Give only one thing: the number of lines that include the word "новичков".
+---+
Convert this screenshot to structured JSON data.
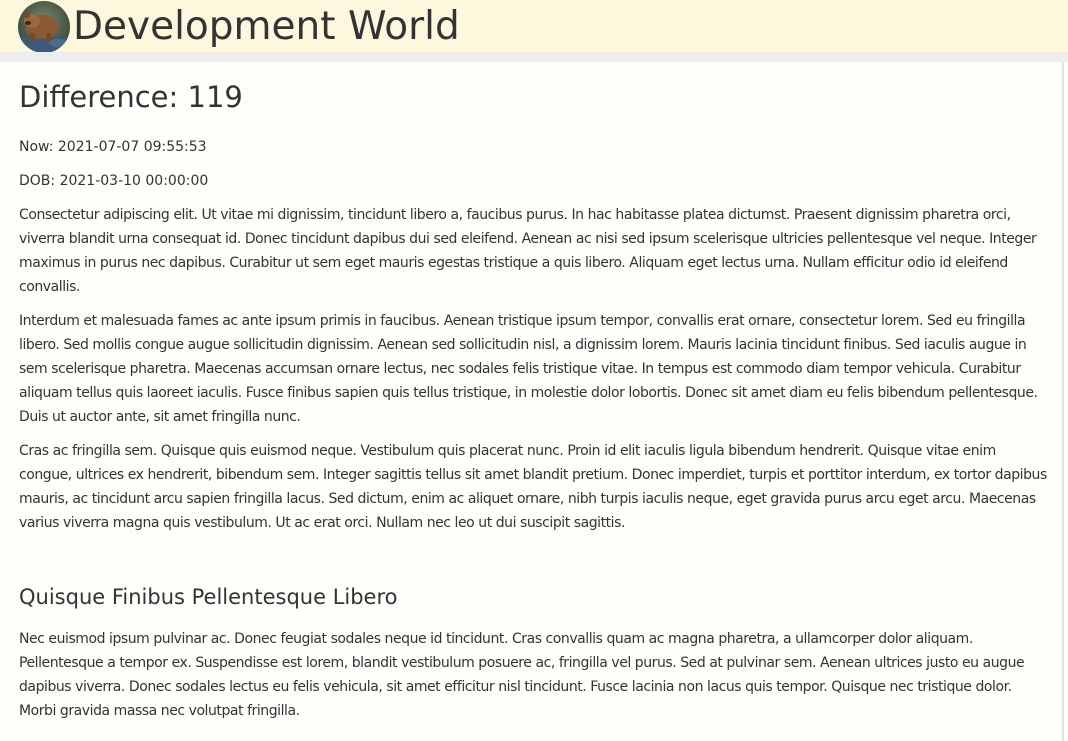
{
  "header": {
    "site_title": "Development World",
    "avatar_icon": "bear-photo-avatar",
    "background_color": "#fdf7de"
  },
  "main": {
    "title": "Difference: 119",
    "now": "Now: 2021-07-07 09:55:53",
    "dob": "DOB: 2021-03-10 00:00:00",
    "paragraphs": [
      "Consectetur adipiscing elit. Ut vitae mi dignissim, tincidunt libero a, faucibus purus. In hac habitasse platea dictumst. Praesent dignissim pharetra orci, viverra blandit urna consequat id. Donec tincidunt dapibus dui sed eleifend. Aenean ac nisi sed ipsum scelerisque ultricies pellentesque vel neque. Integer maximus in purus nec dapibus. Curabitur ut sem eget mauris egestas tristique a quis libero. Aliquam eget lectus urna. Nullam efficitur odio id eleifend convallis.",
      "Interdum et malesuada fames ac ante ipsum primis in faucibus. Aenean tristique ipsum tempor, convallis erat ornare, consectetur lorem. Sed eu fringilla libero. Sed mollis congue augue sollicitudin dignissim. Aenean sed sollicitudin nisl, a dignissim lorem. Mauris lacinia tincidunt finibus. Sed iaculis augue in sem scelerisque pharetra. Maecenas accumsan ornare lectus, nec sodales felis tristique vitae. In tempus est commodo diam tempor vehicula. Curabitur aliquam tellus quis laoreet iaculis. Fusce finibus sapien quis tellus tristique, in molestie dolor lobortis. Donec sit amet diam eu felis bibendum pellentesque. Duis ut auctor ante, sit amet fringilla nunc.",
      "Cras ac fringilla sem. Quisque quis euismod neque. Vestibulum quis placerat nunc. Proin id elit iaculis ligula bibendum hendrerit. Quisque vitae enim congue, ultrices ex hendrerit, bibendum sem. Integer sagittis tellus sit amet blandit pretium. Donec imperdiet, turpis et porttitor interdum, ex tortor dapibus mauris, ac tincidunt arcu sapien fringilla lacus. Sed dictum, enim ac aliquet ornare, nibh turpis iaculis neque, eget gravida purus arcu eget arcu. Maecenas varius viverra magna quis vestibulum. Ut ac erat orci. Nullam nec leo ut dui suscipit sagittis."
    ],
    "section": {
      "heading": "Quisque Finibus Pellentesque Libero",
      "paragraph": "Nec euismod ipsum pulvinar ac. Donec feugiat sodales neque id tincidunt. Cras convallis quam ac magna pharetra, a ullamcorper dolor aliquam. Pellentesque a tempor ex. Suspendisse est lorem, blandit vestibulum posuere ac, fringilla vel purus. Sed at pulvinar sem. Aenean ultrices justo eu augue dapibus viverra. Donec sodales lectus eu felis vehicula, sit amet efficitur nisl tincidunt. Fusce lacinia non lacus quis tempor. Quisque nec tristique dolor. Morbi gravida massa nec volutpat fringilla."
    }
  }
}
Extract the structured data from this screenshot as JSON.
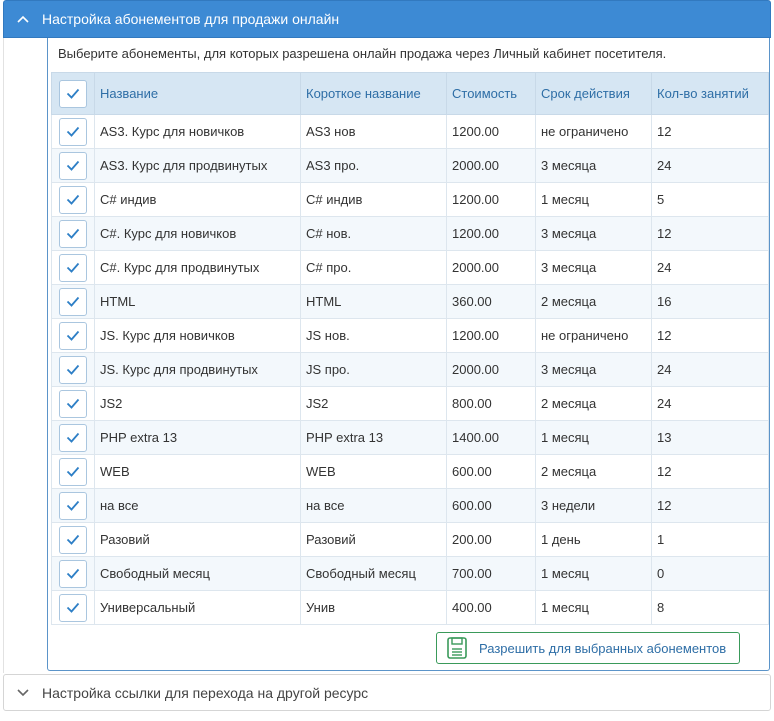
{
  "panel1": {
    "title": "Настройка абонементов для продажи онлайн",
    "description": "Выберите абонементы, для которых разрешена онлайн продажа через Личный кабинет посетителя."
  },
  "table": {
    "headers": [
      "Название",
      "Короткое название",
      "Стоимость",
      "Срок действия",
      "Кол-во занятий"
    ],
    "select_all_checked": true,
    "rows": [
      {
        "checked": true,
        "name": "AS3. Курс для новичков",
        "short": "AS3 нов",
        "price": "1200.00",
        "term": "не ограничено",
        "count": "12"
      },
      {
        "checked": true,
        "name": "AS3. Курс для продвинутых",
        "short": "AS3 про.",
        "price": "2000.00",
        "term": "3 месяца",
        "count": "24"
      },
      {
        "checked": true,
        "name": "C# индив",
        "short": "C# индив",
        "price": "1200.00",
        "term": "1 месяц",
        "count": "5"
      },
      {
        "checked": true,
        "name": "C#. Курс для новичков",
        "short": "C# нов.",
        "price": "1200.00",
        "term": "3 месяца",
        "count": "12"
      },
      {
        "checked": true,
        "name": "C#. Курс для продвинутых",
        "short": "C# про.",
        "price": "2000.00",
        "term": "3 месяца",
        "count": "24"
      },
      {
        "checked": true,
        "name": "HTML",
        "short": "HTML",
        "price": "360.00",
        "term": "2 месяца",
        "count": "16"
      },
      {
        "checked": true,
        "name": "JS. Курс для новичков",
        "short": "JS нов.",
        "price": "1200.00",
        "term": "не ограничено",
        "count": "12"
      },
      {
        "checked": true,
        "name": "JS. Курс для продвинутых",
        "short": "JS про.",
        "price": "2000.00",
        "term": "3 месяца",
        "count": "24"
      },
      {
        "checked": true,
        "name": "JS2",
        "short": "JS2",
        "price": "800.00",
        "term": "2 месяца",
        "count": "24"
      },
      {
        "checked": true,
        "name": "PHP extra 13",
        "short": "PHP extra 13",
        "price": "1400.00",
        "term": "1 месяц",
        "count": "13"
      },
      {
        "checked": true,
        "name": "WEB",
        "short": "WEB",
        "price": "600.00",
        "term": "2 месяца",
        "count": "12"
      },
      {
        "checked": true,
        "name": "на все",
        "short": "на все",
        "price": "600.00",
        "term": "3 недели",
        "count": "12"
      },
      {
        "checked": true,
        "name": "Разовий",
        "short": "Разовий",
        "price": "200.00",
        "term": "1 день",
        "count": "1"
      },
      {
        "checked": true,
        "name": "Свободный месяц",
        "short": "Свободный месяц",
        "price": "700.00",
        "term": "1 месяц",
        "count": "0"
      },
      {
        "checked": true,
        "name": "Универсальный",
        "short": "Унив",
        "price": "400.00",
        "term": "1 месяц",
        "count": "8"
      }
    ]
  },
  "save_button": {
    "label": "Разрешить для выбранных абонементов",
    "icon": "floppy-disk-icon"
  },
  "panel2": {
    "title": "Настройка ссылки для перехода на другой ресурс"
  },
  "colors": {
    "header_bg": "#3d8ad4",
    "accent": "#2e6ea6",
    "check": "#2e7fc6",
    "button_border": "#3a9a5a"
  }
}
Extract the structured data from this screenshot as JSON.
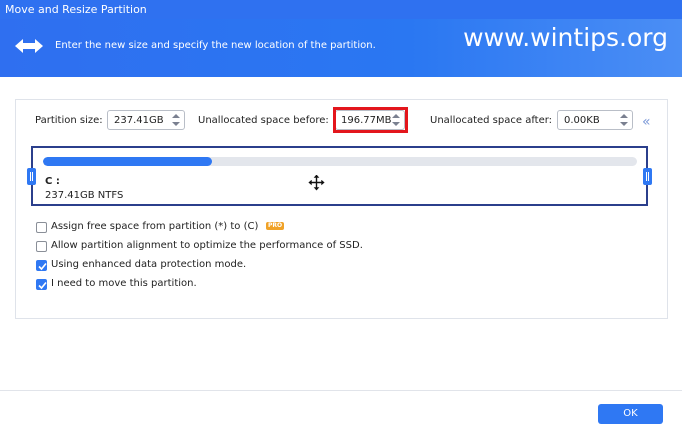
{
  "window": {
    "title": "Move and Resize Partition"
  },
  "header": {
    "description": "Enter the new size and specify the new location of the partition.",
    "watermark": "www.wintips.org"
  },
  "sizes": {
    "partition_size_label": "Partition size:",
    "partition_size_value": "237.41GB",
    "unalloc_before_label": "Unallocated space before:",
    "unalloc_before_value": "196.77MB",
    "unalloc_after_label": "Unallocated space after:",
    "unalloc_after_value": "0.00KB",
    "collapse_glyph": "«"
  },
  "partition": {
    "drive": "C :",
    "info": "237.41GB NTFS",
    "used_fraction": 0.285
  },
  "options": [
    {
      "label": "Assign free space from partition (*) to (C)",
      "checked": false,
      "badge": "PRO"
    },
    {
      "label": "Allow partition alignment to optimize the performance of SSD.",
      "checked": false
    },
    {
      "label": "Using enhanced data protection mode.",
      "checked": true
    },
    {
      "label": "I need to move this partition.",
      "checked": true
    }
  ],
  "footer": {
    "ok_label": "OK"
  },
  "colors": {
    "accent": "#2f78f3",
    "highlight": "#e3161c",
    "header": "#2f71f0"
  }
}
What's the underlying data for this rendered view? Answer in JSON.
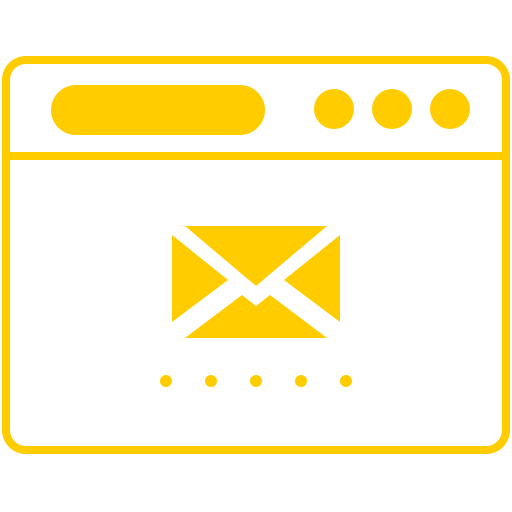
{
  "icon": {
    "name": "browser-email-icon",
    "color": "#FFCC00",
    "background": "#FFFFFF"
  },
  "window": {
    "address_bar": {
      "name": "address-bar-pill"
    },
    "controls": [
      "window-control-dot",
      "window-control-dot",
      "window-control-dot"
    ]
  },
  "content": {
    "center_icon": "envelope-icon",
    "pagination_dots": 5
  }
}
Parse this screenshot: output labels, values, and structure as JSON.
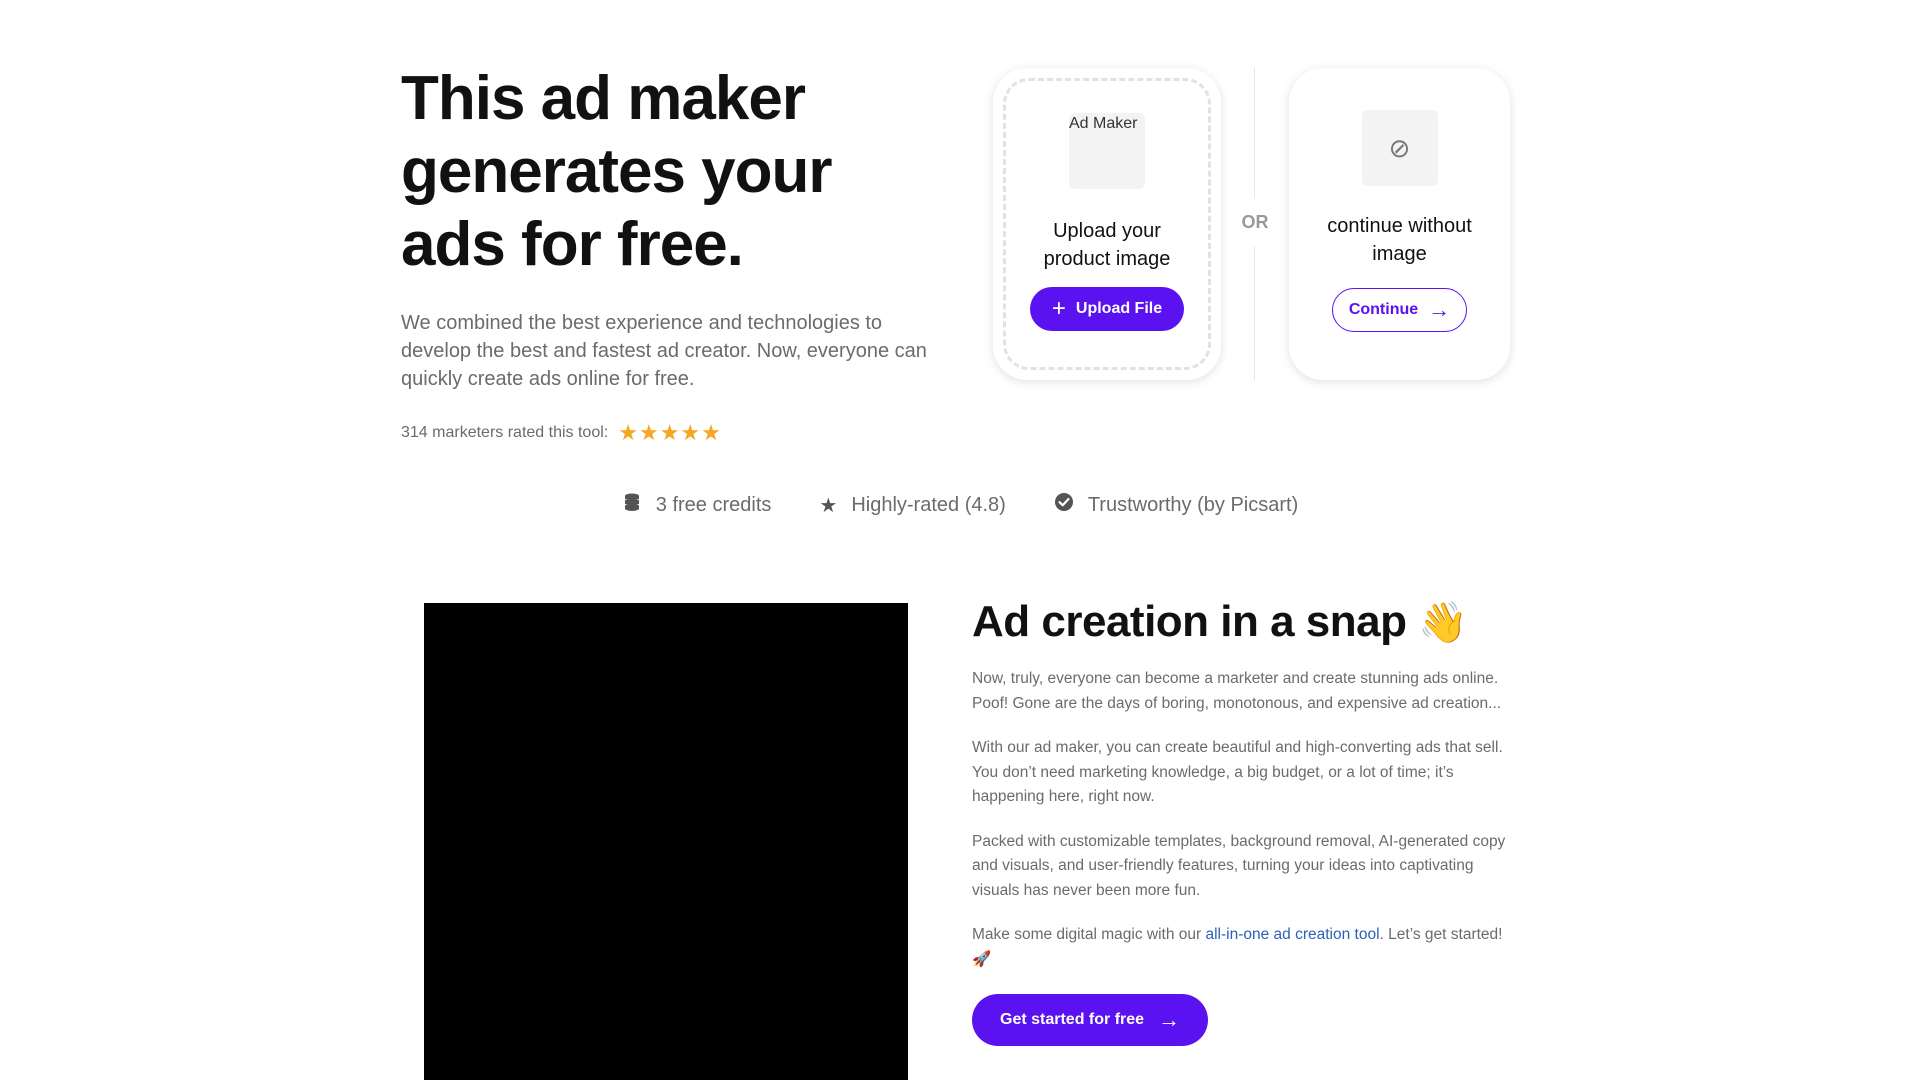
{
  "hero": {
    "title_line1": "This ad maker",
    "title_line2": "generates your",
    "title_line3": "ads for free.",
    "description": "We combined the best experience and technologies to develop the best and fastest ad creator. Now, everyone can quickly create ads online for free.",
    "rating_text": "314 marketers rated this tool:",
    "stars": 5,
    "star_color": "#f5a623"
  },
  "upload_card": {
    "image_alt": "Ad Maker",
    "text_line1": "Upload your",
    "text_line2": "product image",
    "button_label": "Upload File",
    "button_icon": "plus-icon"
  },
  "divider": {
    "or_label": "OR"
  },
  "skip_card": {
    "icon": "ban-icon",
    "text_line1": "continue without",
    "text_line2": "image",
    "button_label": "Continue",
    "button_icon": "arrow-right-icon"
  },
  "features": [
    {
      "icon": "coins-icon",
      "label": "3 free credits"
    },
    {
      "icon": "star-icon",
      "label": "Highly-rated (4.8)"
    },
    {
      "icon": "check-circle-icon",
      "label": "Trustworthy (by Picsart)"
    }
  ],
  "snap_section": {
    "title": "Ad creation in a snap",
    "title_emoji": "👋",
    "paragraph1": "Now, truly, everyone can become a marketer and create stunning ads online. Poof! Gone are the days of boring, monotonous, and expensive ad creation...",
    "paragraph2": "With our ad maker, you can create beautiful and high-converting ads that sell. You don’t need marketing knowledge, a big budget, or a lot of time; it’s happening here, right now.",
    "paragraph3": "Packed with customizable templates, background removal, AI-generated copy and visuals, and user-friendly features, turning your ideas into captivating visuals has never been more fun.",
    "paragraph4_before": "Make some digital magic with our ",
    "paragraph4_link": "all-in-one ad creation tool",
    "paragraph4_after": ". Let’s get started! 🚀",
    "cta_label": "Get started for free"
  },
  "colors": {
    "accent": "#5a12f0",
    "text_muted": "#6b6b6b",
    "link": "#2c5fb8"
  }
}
+---+
◆ Written reply
3